#### [Data for this exercise]
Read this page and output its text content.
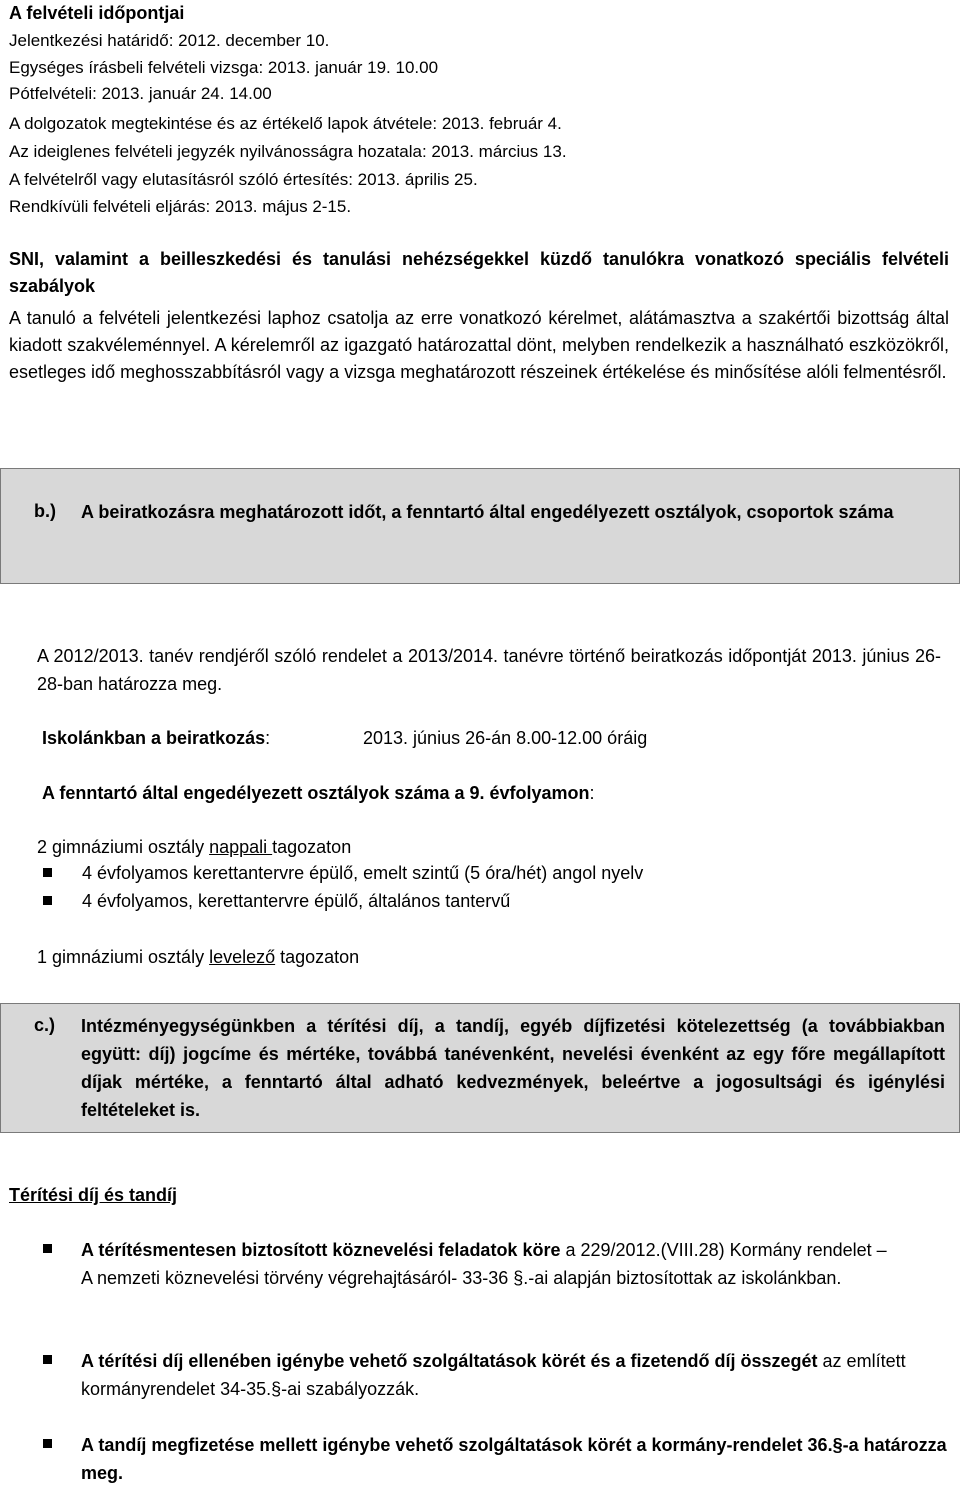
A felvételi időpontjai
Jelentkezési határidő: 2012. december 10.
Egységes írásbeli felvételi vizsga: 2013. január 19. 10.00
Pótfelvételi: 2013. január 24. 14.00
A dolgozatok megtekintése és az értékelő lapok átvétele: 2013. február 4.
Az ideiglenes felvételi jegyzék nyilvánosságra hozatala: 2013. március 13.
A felvételről vagy elutasításról szóló értesítés: 2013. április 25.
Rendkívüli felvételi eljárás: 2013. május 2-15.

SNI, valamint a beilleszkedési és tanulási nehézségekkel küzdő tanulókra vonatkozó speciális felvételi szabályok

A tanuló a felvételi jelentkezési laphoz csatolja az erre vonatkozó kérelmet, alátámasztva a szakértői bizottság által kiadott szakvéleménnyel. A kérelemről az igazgató határozattal dönt, melyben rendelkezik a használható eszközökről, esetleges idő meghosszabbításról vagy a vizsga meghatározott részeinek értékelése és minősítése alóli felmentésről.

b.) A beiratkozásra meghatározott időt, a fenntartó által engedélyezett osztályok, csoportok száma

A 2012/2013. tanév rendjéről szóló rendelet a 2013/2014. tanévre történő beiratkozás időpontját 2013. június 26-28-ban határozza meg.

Iskolánkban a beiratkozás:	2013. június 26-án 8.00-12.00 óráig
A fenntartó által engedélyezett osztályok száma a 9. évfolyamon:
2 gimnáziumi osztály nappali tagozaton
4 évfolyamos kerettantervre épülő, emelt szintű (5 óra/hét) angol nyelv
4 évfolyamos, kerettantervre épülő, általános tantervű
1 gimnáziumi osztály levelező tagozaton
c.) Intézményegységünkben a térítési díj, a tandíj, egyéb díjfizetési kötelezettség (a továbbiakban együtt: díj) jogcíme és mértéke, továbbá tanévenként, nevelési évenként az egy főre megállapított díjak mértéke, a fenntartó által adható kedvezmények, beleértve a jogosultsági és igénylési feltételeket is.

Térítési díj és tandíj

A térítésmentesen biztosított köznevelési feladatok köre a 229/2012.(VIII.28) Kormány rendelet – A nemzeti köznevelési törvény végrehajtásáról- 33-36 §.-ai alapján biztosítottak az iskolánkban.

A térítési díj ellenében igénybe vehető szolgáltatások körét és a fizetendő díj összegét az említett kormányrendelet 34-35.§-ai szabályozzák.

A tandíj megfizetése mellett igénybe vehető szolgáltatások körét a kormány-rendelet 36.§-a határozza meg.
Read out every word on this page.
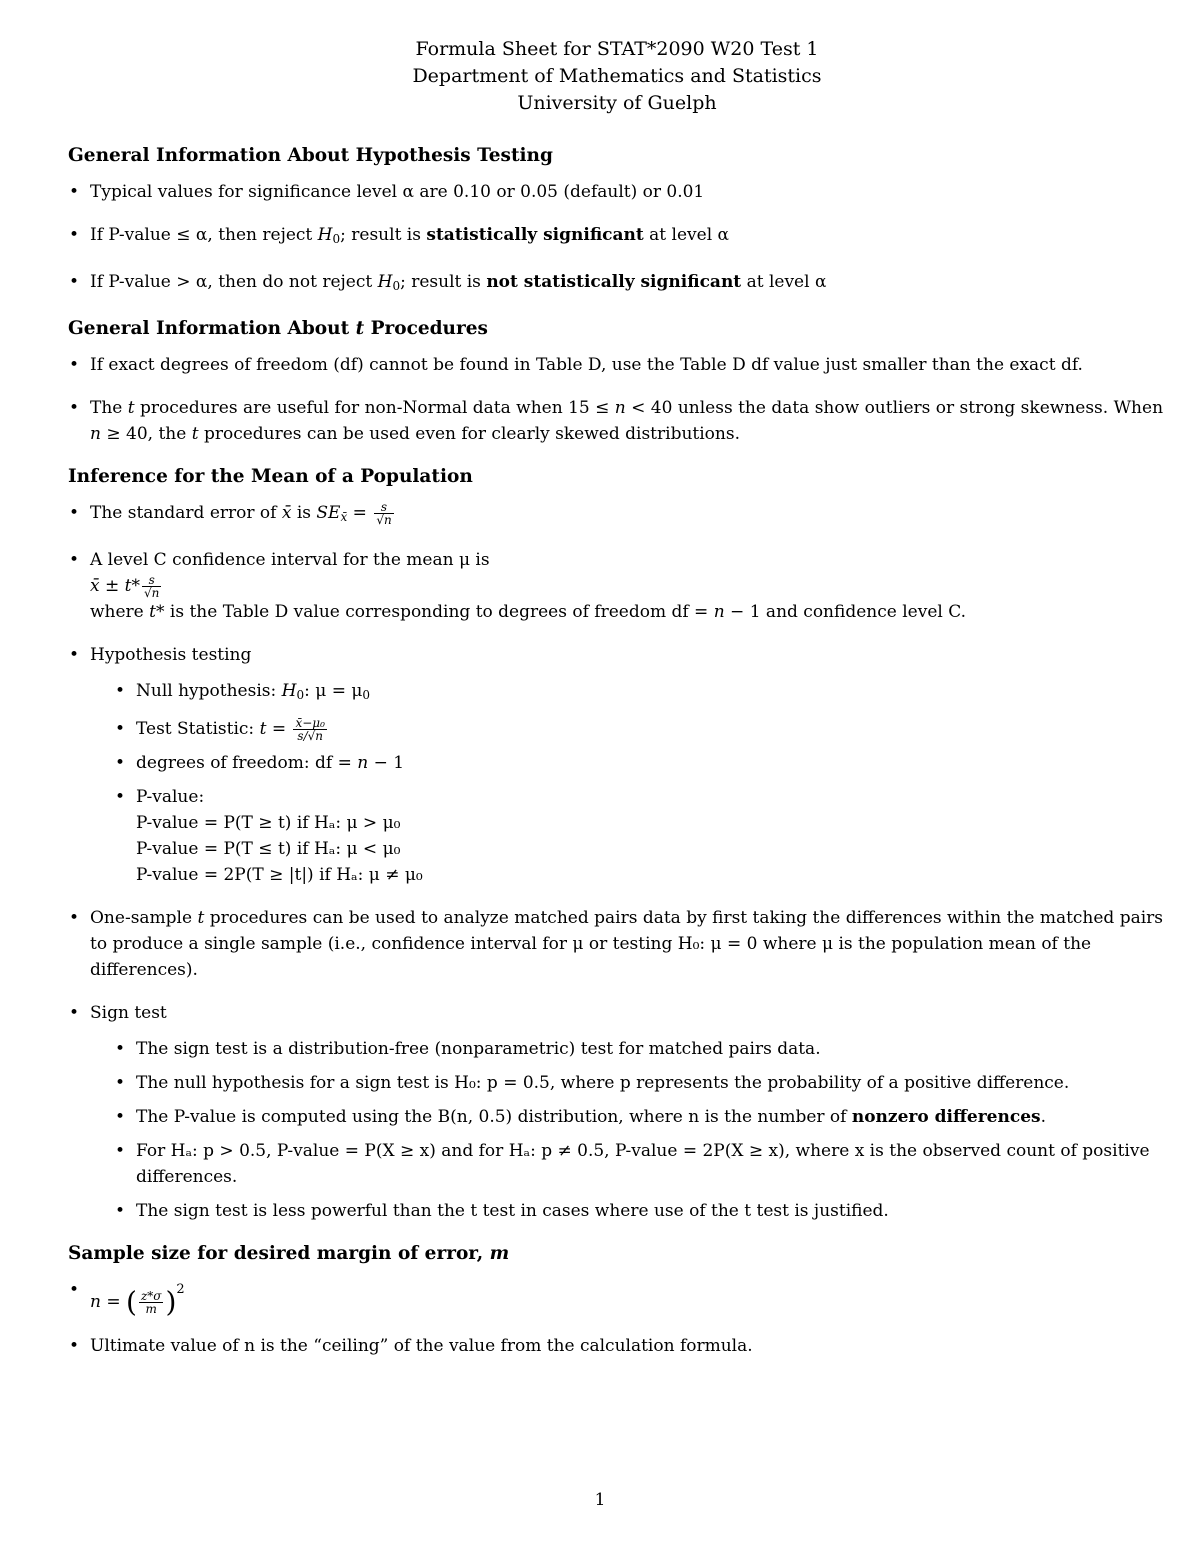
Formula Sheet for STAT*2090 W20 Test 1
Department of Mathematics and Statistics
University of Guelph
General Information About Hypothesis Testing
• Typical values for significance level α are 0.10 or 0.05 (default) or 0.01
• If P-value ≤ α, then reject $H_0$; result is statistically significant at level α
• If P-value > α, then do not reject $H_0$; result is not statistically significant at level α
General Information About t Procedures
• If exact degrees of freedom (df) cannot be found in Table D, use the Table D df value just smaller than the exact df.
• The t procedures are useful for non-Normal data when 15 ≤ n < 40 unless the data show outliers or strong skewness. When n ≥ 40, the t procedures can be used even for clearly skewed distributions.
Inference for the Mean of a Population
• The standard error of x̄ is $SE_{x̄} = \frac{s}{√n}$
• A level C confidence interval for the mean μ is
x̄ ± $t* \frac{s}{√n}$

where t* is the Table D value corresponding to degrees of freedom df = n − 1 and confidence level C.
• Hypothesis testing
• Null hypothesis: $H_0$: $\mu = \mu_0$
• Test Statistic: $t = \frac{\text{x̄−μ₀}}{s/√n}$
• degrees of freedom: df = n − 1
• P-value:
P-value = P(T ≥ t) if Hₐ: μ > μ₀
P-value = P(T ≤ t) if Hₐ: μ < μ₀
P-value = 2P(T ≥ |t|) if Hₐ: μ ≠ μ₀
• One-sample t procedures can be used to analyze matched pairs data by first taking the differences within the matched pairs to produce a single sample (i.e., confidence interval for μ or testing H₀: μ = 0 where μ is the population mean of the differences).
• Sign test
• The sign test is a distribution-free (nonparametric) test for matched pairs data.
• The null hypothesis for a sign test is H₀: p = 0.5, where p represents the probability of a positive difference.
• The P-value is computed using the B(n, 0.5) distribution, where n is the number of nonzero differences.
• For Hₐ: p > 0.5, P-value = P(X ≥ x) and for Hₐ: p ≠ 0.5, P-value = 2P(X ≥ x), where x is the observed count of positive differences.
• The sign test is less powerful than the t test in cases where use of the t test is justified.
Sample size for desired margin of error, m
• n = ( $\frac{z*\sigma}{m} )^2$
• Ultimate value of n is the “ceiling” of the value from the calculation formula.
1
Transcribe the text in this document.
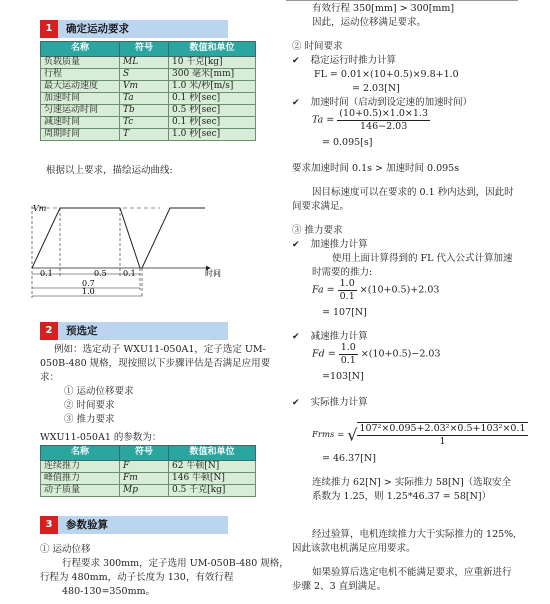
1	确定运动要求
名称	符号	数值和单位
负载质量	ML	10 千克[kg]
行程	S	300 毫米[mm]
最大运动速度	Vm	1.0 米/秒[m/s]
加速时间	Ta	0.1 秒[sec]
匀速运动时间	Tb	0.5 秒[sec]
减速时间	Tc	0.1 秒[sec]
周期时间	T	1.0 秒[sec]
根据以上要求，描绘运动曲线:
Vm
0.1	0.5 0.1
0.7
1.0
时间
2	预选定
例如：选定动子 WXU11-050A1，定子选定 UM-
050B-480 规格，现按照以下步骤评估是否满足应用要
求：
① 运动位移要求
② 时间要求
③ 推力要求
WXU11-050A1 的参数为：
名称	符号	数值和单位
连续推力	F	62 牛顿[N]
峰值推力	Fm	146 牛顿[N]
动子质量	Mp	0.5 千克[kg]
3	参数验算
① 运动位移
行程要求 300mm，定子选用 UM-050B-480 规格，
行程为 480mm，动子长度为 130，有效行程
480-130=350mm。
有效行程 350[mm] > 300[mm]
因此，运动位移满足要求。
② 时间要求
✔ 稳定运行时推力计算
FL = 0.01×(10+0.5)×9.8+1.0
= 2.03[N]
✔ 加速时间（启动到设定速的加速时间）
$Ta = \frac{(10+0.5)\times 1.0\times 1.3}{146-2.03}$
= 0.095[s]
要求加速时间 0.1s > 加速时间 0.095s
因目标速度可以在要求的 0.1 秒内达到，因此时
间要求满足。
③ 推力要求
✔ 加速推力计算
使用上面计算得到的 FL 代入公式计算加速
时需要的推力:
$Fa = \frac{1.0}{0.1} \times(10+0.5)+2.03$
= 107[N]
✔ 减速推力计算
$Fd = \frac{1.0}{0.1} \times(10+0.5)-2.03$
=103[N]
✔ 实际推力计算
Frms = √ $\frac{\text{107²×0.095+2.03²×0.5+103²×0.1}}{1}$
= 46.37[N]
连续推力 62[N] > 实际推力 58[N]（选取安全
系数为 1.25，则 1.25*46.37 = 58[N]）
经过验算，电机连续推力大于实际推力的 125%,
因此该款电机满足应用要求。
如果验算后选定电机不能满足要求，应重新进行
步骤 2、3 直到满足。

#### [Written task]
Your task is to retype all the entries exactly and leave out any pictures.

#### [Task result]
Read this page and output its text content.
A felvételi időpontjai
Jelentkezési határidő: 2012. december 10.
Egységes írásbeli felvételi vizsga: 2013. január 19. 10.00
Pótfelvételi: 2013. január 24. 14.00
A dolgozatok megtekintése és az értékelő lapok átvétele: 2013. február 4.
Az ideiglenes felvételi jegyzék nyilvánosságra hozatala: 2013. március 13.
A felvételről vagy elutasításról szóló értesítés: 2013. április 25.
Rendkívüli felvételi eljárás: 2013. május 2-15.

SNI, valamint a beilleszkedési és tanulási nehézségekkel küzdő tanulókra vonatkozó speciális felvételi szabályok

A tanuló a felvételi jelentkezési laphoz csatolja az erre vonatkozó kérelmet, alátámasztva a szakértői bizottság által kiadott szakvéleménnyel. A kérelemről az igazgató határozattal dönt, melyben rendelkezik a használható eszközökről, esetleges idő meghosszabbításról vagy a vizsga meghatározott részeinek értékelése és minősítése alóli felmentésről.

b.) A beiratkozásra meghatározott időt, a fenntartó által engedélyezett osztályok, csoportok száma

A 2012/2013. tanév rendjéről szóló rendelet a 2013/2014. tanévre történő beiratkozás időpontját 2013. június 26-28-ban határozza meg.

Iskolánkban a beiratkozás:	2013. június 26-án 8.00-12.00 óráig
A fenntartó által engedélyezett osztályok száma a 9. évfolyamon:
2 gimnáziumi osztály nappali tagozaton
4 évfolyamos kerettantervre épülő, emelt szintű (5 óra/hét) angol nyelv
4 évfolyamos, kerettantervre épülő, általános tantervű
1 gimnáziumi osztály levelező tagozaton
c.) Intézményegységünkben a térítési díj, a tandíj, egyéb díjfizetési kötelezettség (a továbbiakban együtt: díj) jogcíme és mértéke, továbbá tanévenként, nevelési évenként az egy főre megállapított díjak mértéke, a fenntartó által adható kedvezmények, beleértve a jogosultsági és igénylési feltételeket is.

Térítési díj és tandíj

A térítésmentesen biztosított köznevelési feladatok köre a 229/2012.(VIII.28) Kormány rendelet – A nemzeti köznevelési törvény végrehajtásáról- 33-36 §.-ai alapján biztosítottak az iskolánkban.

A térítési díj ellenében igénybe vehető szolgáltatások körét és a fizetendő díj összegét az említett kormányrendelet 34-35.§-ai szabályozzák.

A tandíj megfizetése mellett igénybe vehető szolgáltatások körét a kormány-rendelet 36.§-a határozza meg.
Read out every word on this page.
Formula Sheet for STAT*2090 W20 Test 1
Department of Mathematics and Statistics
University of Guelph
General Information About Hypothesis Testing
• Typical values for significance level α are 0.10 or 0.05 (default) or 0.01
• If P-value ≤ α, then reject $H_0$; result is statistically significant at level α
• If P-value > α, then do not reject $H_0$; result is not statistically significant at level α
General Information About t Procedures
• If exact degrees of freedom (df) cannot be found in Table D, use the Table D df value just smaller than the exact df.
• The t procedures are useful for non-Normal data when 15 ≤ n < 40 unless the data show outliers or strong skewness. When n ≥ 40, the t procedures can be used even for clearly skewed distributions.
Inference for the Mean of a Population
• The standard error of x̄ is $SE_{x̄} = \frac{s}{√n}$
• A level C confidence interval for the mean μ is
x̄ ± $t* \frac{s}{√n}$

where t* is the Table D value corresponding to degrees of freedom df = n − 1 and confidence level C.
• Hypothesis testing
• Null hypothesis: $H_0$: $\mu = \mu_0$
• Test Statistic: $t = \frac{\text{x̄−μ₀}}{s/√n}$
• degrees of freedom: df = n − 1
• P-value:
P-value = P(T ≥ t) if Hₐ: μ > μ₀
P-value = P(T ≤ t) if Hₐ: μ < μ₀
P-value = 2P(T ≥ |t|) if Hₐ: μ ≠ μ₀
• One-sample t procedures can be used to analyze matched pairs data by first taking the differences within the matched pairs to produce a single sample (i.e., confidence interval for μ or testing H₀: μ = 0 where μ is the population mean of the differences).
• Sign test
• The sign test is a distribution-free (nonparametric) test for matched pairs data.
• The null hypothesis for a sign test is H₀: p = 0.5, where p represents the probability of a positive difference.
• The P-value is computed using the B(n, 0.5) distribution, where n is the number of nonzero differences.
• For Hₐ: p > 0.5, P-value = P(X ≥ x) and for Hₐ: p ≠ 0.5, P-value = 2P(X ≥ x), where x is the observed count of positive differences.
• The sign test is less powerful than the t test in cases where use of the t test is justified.
Sample size for desired margin of error, m
• n = ( $\frac{z*\sigma}{m} )^2$
• Ultimate value of n is the “ceiling” of the value from the calculation formula.
1
Transcribe the text in this document.
1	确定运动要求
名称	符号	数值和单位
负载质量	ML	10 千克[kg]
行程	S	300 毫米[mm]
最大运动速度	Vm	1.0 米/秒[m/s]
加速时间	Ta	0.1 秒[sec]
匀速运动时间	Tb	0.5 秒[sec]
减速时间	Tc	0.1 秒[sec]
周期时间	T	1.0 秒[sec]
根据以上要求，描绘运动曲线:
Vm
0.1	0.5 0.1
0.7
1.0
时间
2	预选定
例如：选定动子 WXU11-050A1，定子选定 UM-
050B-480 规格，现按照以下步骤评估是否满足应用要
求：
① 运动位移要求
② 时间要求
③ 推力要求
WXU11-050A1 的参数为：
名称	符号	数值和单位
连续推力	F	62 牛顿[N]
峰值推力	Fm	146 牛顿[N]
动子质量	Mp	0.5 千克[kg]
3	参数验算
① 运动位移
行程要求 300mm，定子选用 UM-050B-480 规格，
行程为 480mm，动子长度为 130，有效行程
480-130=350mm。
有效行程 350[mm] > 300[mm]
因此，运动位移满足要求。
② 时间要求
✔ 稳定运行时推力计算
FL = 0.01×(10+0.5)×9.8+1.0
= 2.03[N]
✔ 加速时间（启动到设定速的加速时间）
$Ta = \frac{(10+0.5)\times 1.0\times 1.3}{146-2.03}$
= 0.095[s]
要求加速时间 0.1s > 加速时间 0.095s
因目标速度可以在要求的 0.1 秒内达到，因此时
间要求满足。
③ 推力要求
✔ 加速推力计算
使用上面计算得到的 FL 代入公式计算加速
时需要的推力:
$Fa = \frac{1.0}{0.1} \times(10+0.5)+2.03$
= 107[N]
✔ 减速推力计算
$Fd = \frac{1.0}{0.1} \times(10+0.5)-2.03$
=103[N]
✔ 实际推力计算
Frms = √ $\frac{\text{107²×0.095+2.03²×0.5+103²×0.1}}{1}$
= 46.37[N]
连续推力 62[N] > 实际推力 58[N]（选取安全
系数为 1.25，则 1.25*46.37 = 58[N]）
经过验算，电机连续推力大于实际推力的 125%,
因此该款电机满足应用要求。
如果验算后选定电机不能满足要求，应重新进行
步骤 2、3 直到满足。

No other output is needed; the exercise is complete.